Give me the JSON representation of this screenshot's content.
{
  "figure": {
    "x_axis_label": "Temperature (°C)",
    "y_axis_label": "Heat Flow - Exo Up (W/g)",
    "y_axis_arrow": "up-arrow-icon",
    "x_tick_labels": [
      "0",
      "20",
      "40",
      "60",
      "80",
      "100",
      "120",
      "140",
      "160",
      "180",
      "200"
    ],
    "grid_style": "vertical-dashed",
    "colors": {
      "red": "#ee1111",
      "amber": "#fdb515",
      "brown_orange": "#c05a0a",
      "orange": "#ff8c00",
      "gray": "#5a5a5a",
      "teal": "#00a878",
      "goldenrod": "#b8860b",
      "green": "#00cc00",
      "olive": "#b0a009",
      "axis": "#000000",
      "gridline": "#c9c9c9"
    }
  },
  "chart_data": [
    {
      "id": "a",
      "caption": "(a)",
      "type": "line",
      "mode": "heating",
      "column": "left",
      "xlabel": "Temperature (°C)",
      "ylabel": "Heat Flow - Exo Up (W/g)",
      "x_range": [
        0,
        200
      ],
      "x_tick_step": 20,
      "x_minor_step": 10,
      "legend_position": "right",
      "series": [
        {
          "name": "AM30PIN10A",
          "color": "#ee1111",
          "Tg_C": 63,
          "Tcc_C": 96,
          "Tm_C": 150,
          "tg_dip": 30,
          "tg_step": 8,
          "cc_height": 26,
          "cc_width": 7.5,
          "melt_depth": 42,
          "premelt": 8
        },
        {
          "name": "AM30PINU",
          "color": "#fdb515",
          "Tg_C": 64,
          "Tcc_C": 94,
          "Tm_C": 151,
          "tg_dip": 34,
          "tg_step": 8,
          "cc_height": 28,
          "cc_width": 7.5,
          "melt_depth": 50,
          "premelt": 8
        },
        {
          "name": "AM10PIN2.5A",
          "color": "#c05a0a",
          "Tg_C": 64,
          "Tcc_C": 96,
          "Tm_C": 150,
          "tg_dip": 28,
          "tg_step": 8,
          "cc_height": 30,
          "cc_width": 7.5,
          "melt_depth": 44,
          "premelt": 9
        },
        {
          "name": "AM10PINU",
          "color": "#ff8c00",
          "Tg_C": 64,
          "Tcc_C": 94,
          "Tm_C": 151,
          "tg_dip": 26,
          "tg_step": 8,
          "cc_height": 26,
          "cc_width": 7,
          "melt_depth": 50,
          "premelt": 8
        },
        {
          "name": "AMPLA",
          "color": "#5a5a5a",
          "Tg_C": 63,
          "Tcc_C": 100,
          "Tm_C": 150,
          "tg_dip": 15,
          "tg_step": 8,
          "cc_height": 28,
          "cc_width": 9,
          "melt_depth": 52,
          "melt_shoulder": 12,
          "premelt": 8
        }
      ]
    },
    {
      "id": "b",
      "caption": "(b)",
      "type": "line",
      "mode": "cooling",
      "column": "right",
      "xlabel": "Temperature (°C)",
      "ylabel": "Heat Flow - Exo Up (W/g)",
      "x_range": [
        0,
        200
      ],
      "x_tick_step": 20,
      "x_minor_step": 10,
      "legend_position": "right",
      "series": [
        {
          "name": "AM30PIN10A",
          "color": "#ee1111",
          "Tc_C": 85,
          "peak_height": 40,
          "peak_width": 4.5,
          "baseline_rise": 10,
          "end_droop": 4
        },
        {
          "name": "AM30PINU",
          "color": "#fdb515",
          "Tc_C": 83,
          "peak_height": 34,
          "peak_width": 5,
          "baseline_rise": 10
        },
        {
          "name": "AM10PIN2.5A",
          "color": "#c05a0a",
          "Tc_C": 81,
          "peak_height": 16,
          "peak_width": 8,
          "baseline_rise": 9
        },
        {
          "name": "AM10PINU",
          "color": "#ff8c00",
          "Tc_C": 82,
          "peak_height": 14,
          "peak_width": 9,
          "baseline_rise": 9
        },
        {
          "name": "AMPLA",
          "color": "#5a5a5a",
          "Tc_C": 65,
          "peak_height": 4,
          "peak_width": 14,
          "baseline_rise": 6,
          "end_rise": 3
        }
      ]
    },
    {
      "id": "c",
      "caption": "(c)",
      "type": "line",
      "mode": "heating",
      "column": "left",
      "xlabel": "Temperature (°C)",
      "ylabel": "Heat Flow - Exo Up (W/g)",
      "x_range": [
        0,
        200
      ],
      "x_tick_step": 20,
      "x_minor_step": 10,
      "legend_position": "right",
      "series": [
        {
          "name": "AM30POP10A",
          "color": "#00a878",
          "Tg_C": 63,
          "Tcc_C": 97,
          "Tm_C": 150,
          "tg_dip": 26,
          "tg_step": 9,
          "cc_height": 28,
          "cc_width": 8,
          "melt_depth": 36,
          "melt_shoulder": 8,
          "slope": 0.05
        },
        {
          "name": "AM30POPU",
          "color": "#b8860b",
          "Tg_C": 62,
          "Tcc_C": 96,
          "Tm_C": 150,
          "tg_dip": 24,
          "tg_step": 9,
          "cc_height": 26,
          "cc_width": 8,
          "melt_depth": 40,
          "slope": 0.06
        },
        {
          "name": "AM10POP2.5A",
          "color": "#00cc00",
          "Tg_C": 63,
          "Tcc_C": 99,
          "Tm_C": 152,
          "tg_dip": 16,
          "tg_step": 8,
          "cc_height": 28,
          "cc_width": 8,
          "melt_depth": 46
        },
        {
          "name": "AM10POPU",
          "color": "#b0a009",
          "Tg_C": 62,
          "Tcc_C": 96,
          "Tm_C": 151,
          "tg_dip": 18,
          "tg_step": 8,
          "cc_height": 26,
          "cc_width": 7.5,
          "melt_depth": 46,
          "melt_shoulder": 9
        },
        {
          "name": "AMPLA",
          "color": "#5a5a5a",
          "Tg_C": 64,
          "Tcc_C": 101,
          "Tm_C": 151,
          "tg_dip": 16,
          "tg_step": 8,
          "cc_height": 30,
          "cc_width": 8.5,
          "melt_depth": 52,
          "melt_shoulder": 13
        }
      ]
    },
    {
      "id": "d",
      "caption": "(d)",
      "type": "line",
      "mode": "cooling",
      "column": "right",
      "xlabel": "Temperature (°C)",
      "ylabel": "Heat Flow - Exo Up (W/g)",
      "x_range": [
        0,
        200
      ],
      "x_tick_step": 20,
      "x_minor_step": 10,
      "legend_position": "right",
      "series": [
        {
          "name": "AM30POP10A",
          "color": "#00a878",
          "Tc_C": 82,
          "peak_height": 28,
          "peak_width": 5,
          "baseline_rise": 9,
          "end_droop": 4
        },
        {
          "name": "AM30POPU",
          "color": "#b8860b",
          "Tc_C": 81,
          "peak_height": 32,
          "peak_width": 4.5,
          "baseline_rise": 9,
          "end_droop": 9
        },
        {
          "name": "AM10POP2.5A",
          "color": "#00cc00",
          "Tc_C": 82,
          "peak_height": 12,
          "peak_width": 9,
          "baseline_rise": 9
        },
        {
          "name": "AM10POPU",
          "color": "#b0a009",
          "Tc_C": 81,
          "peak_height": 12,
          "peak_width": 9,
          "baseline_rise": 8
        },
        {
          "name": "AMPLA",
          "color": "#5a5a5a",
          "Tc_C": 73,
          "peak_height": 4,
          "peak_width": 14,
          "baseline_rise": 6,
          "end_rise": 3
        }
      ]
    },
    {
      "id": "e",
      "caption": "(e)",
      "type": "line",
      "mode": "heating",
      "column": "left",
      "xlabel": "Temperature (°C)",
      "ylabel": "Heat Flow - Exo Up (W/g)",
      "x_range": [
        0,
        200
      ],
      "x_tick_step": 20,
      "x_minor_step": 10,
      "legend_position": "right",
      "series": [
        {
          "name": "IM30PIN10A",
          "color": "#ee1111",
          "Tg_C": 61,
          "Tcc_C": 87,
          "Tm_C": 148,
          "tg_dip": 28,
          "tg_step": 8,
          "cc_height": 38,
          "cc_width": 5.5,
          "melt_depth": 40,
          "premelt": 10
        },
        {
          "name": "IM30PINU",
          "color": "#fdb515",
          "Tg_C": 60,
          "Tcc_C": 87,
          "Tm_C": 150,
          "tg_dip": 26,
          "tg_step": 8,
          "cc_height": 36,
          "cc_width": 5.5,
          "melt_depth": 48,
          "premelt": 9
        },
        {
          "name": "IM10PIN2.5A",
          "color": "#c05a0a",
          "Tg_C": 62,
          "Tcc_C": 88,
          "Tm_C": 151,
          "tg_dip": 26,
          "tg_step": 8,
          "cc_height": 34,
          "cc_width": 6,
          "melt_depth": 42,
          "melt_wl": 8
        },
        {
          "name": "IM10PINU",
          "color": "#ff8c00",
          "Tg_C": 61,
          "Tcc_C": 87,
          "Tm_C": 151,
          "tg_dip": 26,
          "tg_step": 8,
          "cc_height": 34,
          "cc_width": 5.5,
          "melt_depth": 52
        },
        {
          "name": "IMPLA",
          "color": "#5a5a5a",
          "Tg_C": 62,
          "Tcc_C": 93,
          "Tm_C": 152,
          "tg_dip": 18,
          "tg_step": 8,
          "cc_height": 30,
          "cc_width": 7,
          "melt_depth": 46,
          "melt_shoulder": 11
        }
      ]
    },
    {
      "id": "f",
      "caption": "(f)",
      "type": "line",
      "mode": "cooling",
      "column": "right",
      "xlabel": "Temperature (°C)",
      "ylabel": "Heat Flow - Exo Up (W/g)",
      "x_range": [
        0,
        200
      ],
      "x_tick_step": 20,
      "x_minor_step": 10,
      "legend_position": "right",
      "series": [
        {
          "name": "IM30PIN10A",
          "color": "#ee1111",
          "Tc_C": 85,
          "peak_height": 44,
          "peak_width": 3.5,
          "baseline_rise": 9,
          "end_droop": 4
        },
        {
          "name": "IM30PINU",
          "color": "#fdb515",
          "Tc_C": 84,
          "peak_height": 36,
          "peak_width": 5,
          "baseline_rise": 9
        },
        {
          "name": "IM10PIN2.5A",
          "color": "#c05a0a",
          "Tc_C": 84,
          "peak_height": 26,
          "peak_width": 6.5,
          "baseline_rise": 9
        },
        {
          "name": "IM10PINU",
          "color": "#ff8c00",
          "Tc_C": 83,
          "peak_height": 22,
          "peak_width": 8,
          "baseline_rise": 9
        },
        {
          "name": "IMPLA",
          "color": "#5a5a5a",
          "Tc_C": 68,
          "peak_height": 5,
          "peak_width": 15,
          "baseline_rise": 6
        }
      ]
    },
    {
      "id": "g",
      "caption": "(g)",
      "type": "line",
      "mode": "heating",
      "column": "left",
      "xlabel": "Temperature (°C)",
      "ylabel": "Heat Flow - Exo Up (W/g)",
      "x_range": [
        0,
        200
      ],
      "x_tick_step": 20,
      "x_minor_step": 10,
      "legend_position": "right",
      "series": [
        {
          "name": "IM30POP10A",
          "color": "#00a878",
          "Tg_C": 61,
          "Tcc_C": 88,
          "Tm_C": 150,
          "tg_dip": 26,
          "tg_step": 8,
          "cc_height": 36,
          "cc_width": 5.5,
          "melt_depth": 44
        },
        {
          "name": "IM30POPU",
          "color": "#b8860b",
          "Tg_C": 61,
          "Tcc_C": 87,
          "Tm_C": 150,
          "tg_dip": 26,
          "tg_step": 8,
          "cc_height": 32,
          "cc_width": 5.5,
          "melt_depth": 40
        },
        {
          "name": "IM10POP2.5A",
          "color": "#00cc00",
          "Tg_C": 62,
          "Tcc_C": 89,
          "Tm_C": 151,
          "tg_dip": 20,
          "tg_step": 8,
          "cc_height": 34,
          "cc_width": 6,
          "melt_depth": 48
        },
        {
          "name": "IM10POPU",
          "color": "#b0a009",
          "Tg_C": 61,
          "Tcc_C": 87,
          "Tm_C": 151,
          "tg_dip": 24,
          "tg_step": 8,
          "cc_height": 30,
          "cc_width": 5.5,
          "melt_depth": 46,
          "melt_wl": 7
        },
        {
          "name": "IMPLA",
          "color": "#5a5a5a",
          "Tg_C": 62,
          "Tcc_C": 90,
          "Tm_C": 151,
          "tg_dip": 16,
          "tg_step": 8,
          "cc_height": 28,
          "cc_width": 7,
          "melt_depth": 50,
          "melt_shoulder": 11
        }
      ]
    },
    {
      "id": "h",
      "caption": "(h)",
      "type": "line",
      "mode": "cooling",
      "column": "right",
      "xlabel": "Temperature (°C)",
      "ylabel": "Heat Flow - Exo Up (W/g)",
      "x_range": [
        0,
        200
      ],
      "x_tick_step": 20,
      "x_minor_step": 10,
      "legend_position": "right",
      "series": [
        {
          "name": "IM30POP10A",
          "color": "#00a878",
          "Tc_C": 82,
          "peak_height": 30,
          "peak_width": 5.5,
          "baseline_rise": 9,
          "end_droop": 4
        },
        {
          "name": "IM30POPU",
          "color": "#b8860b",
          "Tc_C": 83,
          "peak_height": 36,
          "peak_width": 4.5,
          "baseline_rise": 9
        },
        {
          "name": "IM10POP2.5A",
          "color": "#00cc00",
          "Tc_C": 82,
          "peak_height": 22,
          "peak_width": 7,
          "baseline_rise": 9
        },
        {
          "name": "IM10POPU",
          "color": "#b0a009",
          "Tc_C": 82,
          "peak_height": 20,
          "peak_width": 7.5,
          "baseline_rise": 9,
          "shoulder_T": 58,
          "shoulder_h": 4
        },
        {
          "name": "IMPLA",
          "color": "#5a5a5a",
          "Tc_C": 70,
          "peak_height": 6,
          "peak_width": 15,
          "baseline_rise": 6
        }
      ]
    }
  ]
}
**********
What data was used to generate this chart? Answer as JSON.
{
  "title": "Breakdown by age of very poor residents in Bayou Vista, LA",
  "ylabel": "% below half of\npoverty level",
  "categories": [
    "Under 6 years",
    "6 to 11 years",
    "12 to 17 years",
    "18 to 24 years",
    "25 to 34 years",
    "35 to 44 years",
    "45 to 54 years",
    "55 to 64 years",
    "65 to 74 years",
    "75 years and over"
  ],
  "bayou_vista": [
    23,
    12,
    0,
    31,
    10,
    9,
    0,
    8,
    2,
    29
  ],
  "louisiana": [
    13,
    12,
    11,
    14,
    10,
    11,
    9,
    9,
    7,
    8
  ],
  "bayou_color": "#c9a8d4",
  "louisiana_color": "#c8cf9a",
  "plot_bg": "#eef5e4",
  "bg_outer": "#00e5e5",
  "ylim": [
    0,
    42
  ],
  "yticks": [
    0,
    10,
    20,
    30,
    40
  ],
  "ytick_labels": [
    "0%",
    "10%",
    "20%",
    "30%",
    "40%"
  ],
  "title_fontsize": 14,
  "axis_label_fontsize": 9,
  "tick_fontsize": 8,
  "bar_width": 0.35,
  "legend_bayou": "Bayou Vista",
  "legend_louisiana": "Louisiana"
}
**********
Pull out all lines containing the word "JSON" from the entries above.

• [EXERCISE SOLUTION]:
Give me the JSON representation of this screenshot's content.
What data was used to generate this chart? Answer as JSON.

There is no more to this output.